TEXT SHOWN:
+++
This notebook is a code-along to *A Practical Guide to MCMC Part 1: MCMC Basics* by Justin Ellis. The tutorial can be found [here](https://jellis18.github.io/post/2018-01-02-mcmc-part1/). My goal is to understand the underlying mechanisms behind Metropolis-Hastings sampling and eventually integrate it into more sophisticated models e.g. [MHGAN](https://arxiv.org/pdf/1811.11357.pdf), [PMH](https://arxiv.org/pdf/1511.01707.pdf) etc.

MCMCs are used to map out and sample probability distributions/density functions. The following apply:

1.   MCMCs explore parameter space such that histogram of samples produce target distribution
2.   Markovian: Movement from one state to the next only depends on current position and transition probability i.e. conditionally independent of prior states
3.   Chain will converge to the target distribution if transition probability is *irreducible*, *positive recurrent* and *aperiodic* 




## Metropolis-Hastings MCMC

In essence, the Metropolis-Hastings algorithm accepts a "jump" from a point in a parameter space $x_i$ to $x_{i+1}$ with the following probability:

$$ κ(x_{i+1}|x_i) = min(1, \frac{π(x_{i+1})q(x_i|x_{i+1})}{π(x_i)q(x_{i+1}|x_i)}) $$

where the fraction above the Hastings ratio, $H$. $H$ is the ratio of the new posterior distribution and transition probability value to the old posterior distribution and transition probability value. If $H > 1$, jump is accepted.

After initialising parameters $x_0$,the following steps can be taken to implement the algorithm $\forall\;i = {1, 2,...,n}$:


1.   Generate proposed parameters: $x_* \sim q(x_*|x_i)$
2.   Sample from uniform distribution $u \sim U(0,1)$
3.   Compute $H$
4.   If $u < min(1, H)$ then $x_{i+1} = x_*$, else $x_{i+1} = x_i$

In [1]:
import numpy as np

In [2]:
def mh_sampler(x0, lnprob_fn, prop_fn, prop_fn_kwargs={}, iterations=100000):
  """
  simple MH sampler.
+++
DATASET ROWS:

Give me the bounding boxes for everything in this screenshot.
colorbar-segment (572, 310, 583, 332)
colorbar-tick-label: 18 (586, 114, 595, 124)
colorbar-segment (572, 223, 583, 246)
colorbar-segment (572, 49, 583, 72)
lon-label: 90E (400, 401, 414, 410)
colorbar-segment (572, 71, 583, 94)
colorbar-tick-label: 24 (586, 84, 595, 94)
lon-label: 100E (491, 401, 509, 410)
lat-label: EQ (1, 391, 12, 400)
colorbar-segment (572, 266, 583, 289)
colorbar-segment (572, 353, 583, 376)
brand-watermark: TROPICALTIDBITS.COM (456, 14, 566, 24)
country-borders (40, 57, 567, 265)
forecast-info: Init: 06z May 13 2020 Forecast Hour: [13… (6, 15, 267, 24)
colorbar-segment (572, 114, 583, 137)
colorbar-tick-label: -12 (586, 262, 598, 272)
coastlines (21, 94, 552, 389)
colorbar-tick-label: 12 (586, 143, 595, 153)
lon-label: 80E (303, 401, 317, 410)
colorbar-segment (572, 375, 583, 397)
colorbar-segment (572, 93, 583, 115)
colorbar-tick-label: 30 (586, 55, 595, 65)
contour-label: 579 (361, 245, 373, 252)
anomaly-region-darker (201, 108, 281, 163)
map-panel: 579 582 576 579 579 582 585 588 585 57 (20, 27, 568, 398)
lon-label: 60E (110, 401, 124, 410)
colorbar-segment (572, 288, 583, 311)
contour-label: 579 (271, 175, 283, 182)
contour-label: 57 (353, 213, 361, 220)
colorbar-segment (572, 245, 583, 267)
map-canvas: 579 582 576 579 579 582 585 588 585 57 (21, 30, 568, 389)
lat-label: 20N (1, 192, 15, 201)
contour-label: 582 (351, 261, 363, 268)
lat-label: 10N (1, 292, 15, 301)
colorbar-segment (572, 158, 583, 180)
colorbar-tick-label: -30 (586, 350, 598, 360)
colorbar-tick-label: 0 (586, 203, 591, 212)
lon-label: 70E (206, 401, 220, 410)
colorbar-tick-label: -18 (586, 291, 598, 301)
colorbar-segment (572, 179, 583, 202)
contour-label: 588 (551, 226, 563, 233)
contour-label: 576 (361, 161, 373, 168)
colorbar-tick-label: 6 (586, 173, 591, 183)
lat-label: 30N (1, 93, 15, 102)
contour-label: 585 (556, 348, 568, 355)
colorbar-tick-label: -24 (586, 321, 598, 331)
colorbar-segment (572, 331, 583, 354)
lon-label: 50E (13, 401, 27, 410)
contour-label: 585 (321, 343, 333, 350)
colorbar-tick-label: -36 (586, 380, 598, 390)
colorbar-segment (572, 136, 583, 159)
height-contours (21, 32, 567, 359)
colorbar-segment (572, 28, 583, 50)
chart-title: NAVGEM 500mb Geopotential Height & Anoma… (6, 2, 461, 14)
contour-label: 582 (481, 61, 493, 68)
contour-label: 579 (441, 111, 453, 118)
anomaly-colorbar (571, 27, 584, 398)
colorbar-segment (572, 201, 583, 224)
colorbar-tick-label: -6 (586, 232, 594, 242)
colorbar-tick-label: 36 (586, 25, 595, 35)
+++
EXERCISES:
1. Which three properties must the transition probability have for the chain to converge to the target distribution, according to the MCMC notebook?
2. Please reproduce the MCMC notebook text between "where the fraction" and "jump is accepted.", inclusive.
3. In the MCMC notebook, what happens to the jump when H is greater than 1?
The material comes from a separate source.

OUTPUTS:
1. Irreducible, positive recurrent, aperiodic

2.
where the fraction above the Hastings ratio, $H$. $H$ is the ratio of the new posterior distribution and transition probability value to the old posterior distribution and transition probability value. If $H > 1$, jump is accepted.

3. The jump is accepted.